• _Prompt a_:
Reproduce the entries in Block 1 line for line, leaving out the pictures.

====== Selected text ======

Prepare FMU workflow to produce rich metadata

In order to start using fmu-dataio and produce valid metadata for FMU output, some preparations are necessary to your workflow. Expected time consumption is less than an hour.

You will do the following: - Find and enter some key model metadata into global_variables.yml - Include an ERT workflow for establishing case metadata - Include one script for data export

You may also find it helpful to look at the Drogon tutorial project for this. This is in the category “really easy when you know how to do it” so don’t hesitate to ask for help!

Insert key model metadata into global_variables.yml

In fmuconfig/input/, create _masterdata.yml. The content of this file shall be references to master data. We get our master data from SMDA, so you need to do some lookups there to find your masterdata references. In the FMU metadata, we currently use 4 master data entries: country, discovery, field, coordinate_system and stratigraphic_column.

====== Data provided ======

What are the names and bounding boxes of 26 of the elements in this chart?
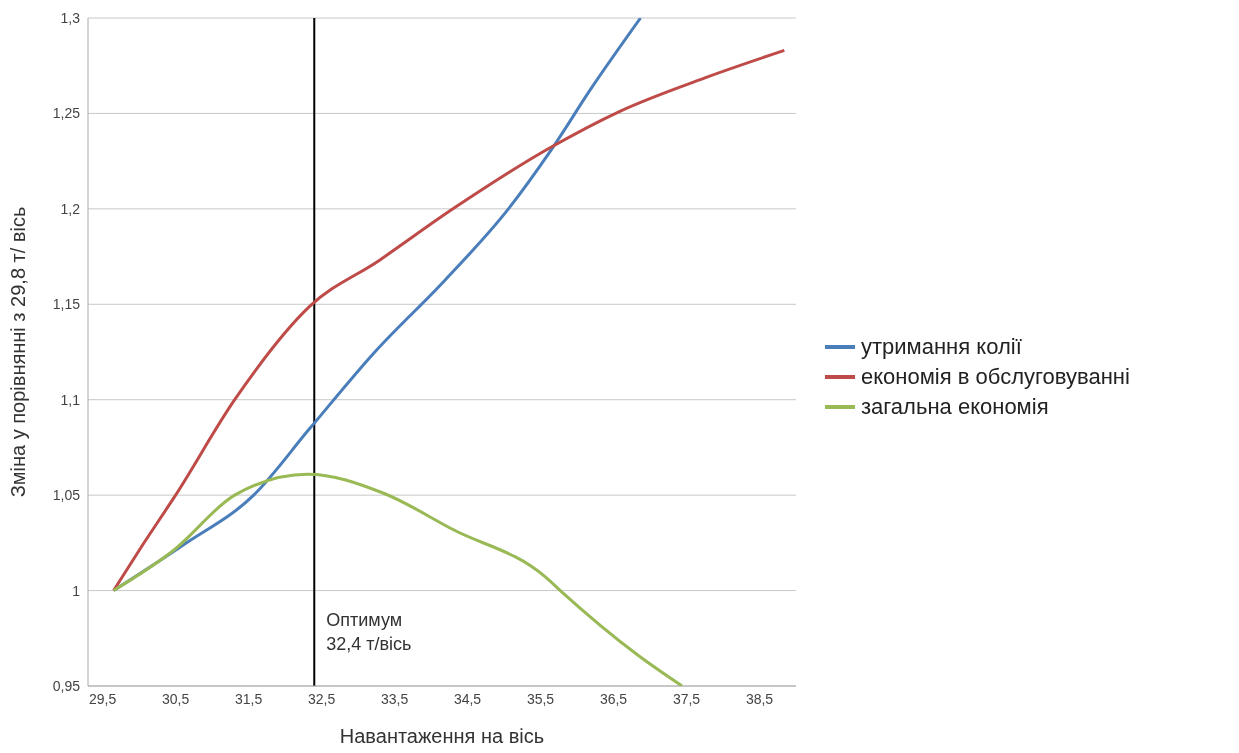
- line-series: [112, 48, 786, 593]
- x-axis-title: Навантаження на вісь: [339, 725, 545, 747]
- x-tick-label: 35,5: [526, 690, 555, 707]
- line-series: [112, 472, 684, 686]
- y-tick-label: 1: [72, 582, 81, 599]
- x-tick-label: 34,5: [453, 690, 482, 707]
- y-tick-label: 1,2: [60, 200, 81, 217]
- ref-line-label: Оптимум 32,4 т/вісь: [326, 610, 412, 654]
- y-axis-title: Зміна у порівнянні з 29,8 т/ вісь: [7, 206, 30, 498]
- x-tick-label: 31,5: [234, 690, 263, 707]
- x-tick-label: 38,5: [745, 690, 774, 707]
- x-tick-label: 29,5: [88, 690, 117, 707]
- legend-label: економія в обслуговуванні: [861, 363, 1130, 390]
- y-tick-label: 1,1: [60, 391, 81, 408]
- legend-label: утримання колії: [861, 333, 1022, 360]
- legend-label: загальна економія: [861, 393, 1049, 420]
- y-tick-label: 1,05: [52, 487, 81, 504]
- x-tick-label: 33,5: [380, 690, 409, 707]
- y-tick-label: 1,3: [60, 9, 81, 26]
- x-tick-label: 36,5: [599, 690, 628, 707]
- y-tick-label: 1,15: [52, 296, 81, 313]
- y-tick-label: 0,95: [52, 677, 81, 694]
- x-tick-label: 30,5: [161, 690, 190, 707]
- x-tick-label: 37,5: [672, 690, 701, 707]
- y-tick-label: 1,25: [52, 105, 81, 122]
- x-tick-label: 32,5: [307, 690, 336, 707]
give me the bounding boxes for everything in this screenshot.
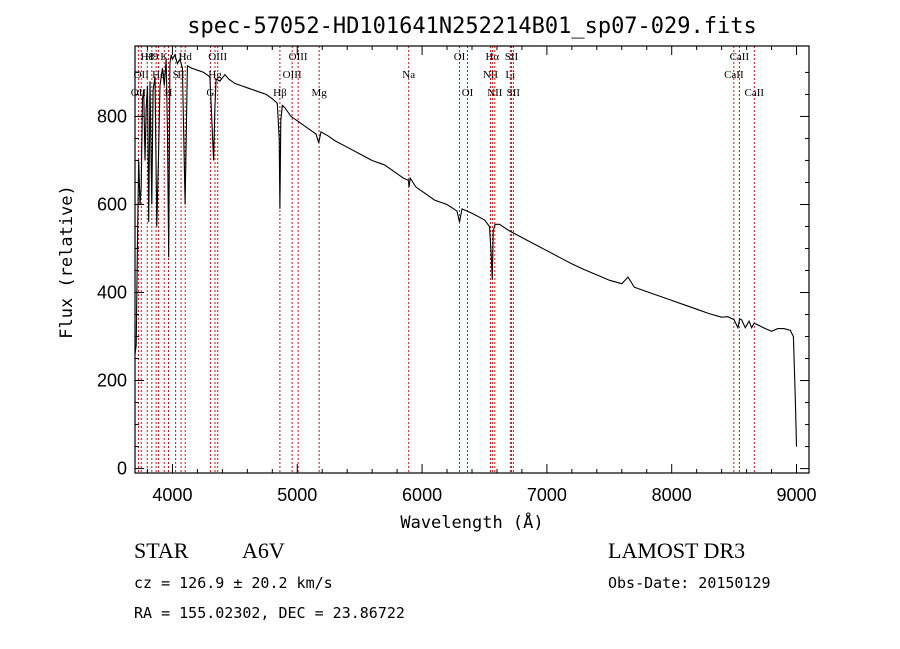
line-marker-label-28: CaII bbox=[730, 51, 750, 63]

======

• _Prompt b_:
Using the FMU workflow preparation guide, decide whether each statement agrees with it. Answer yes or no, and quote the words that decide it. (i) The preparations are expected to take less than an hour. (ii) The file _masterdata.yml is created in fmuconfig/output/. (iii) The master data comes from SMDA.

• _Full response a_:
What are the names and bounding boxes of 26 of the elements in this chart?
- line-series: [112, 48, 786, 593]
- x-axis-title: Навантаження на вісь: [339, 725, 545, 747]
- x-tick-label: 35,5: [526, 690, 555, 707]
- line-series: [112, 472, 684, 686]
- y-tick-label: 1: [72, 582, 81, 599]
- x-tick-label: 34,5: [453, 690, 482, 707]
- y-tick-label: 1,2: [60, 200, 81, 217]
- ref-line-label: Оптимум 32,4 т/вісь: [326, 610, 412, 654]
- y-axis-title: Зміна у порівнянні з 29,8 т/ вісь: [7, 206, 30, 498]
- x-tick-label: 31,5: [234, 690, 263, 707]
- x-tick-label: 38,5: [745, 690, 774, 707]
- x-tick-label: 29,5: [88, 690, 117, 707]
- legend-label: економія в обслуговуванні: [861, 363, 1130, 390]
- y-tick-label: 1,1: [60, 391, 81, 408]
- legend-label: утримання колії: [861, 333, 1022, 360]
- legend-label: загальна економія: [861, 393, 1049, 420]
- y-tick-label: 1,05: [52, 487, 81, 504]
- x-tick-label: 33,5: [380, 690, 409, 707]
- y-tick-label: 1,3: [60, 9, 81, 26]
- x-tick-label: 36,5: [599, 690, 628, 707]
- y-tick-label: 1,15: [52, 296, 81, 313]
- y-tick-label: 0,95: [52, 677, 81, 694]
- x-tick-label: 30,5: [161, 690, 190, 707]
- x-tick-label: 37,5: [672, 690, 701, 707]
- y-tick-label: 1,25: [52, 105, 81, 122]
- x-tick-label: 32,5: [307, 690, 336, 707]
give me the bounding boxes for everything in this screenshot.
line-marker-label-28: CaII bbox=[730, 51, 750, 63]

• _Full response b_:
(i) Yes: "Expected time consumption is less than an hour."
(ii) No: "In fmuconfig/input/, create _masterdata.yml."
(iii) Yes: "We get our master data from SMDA"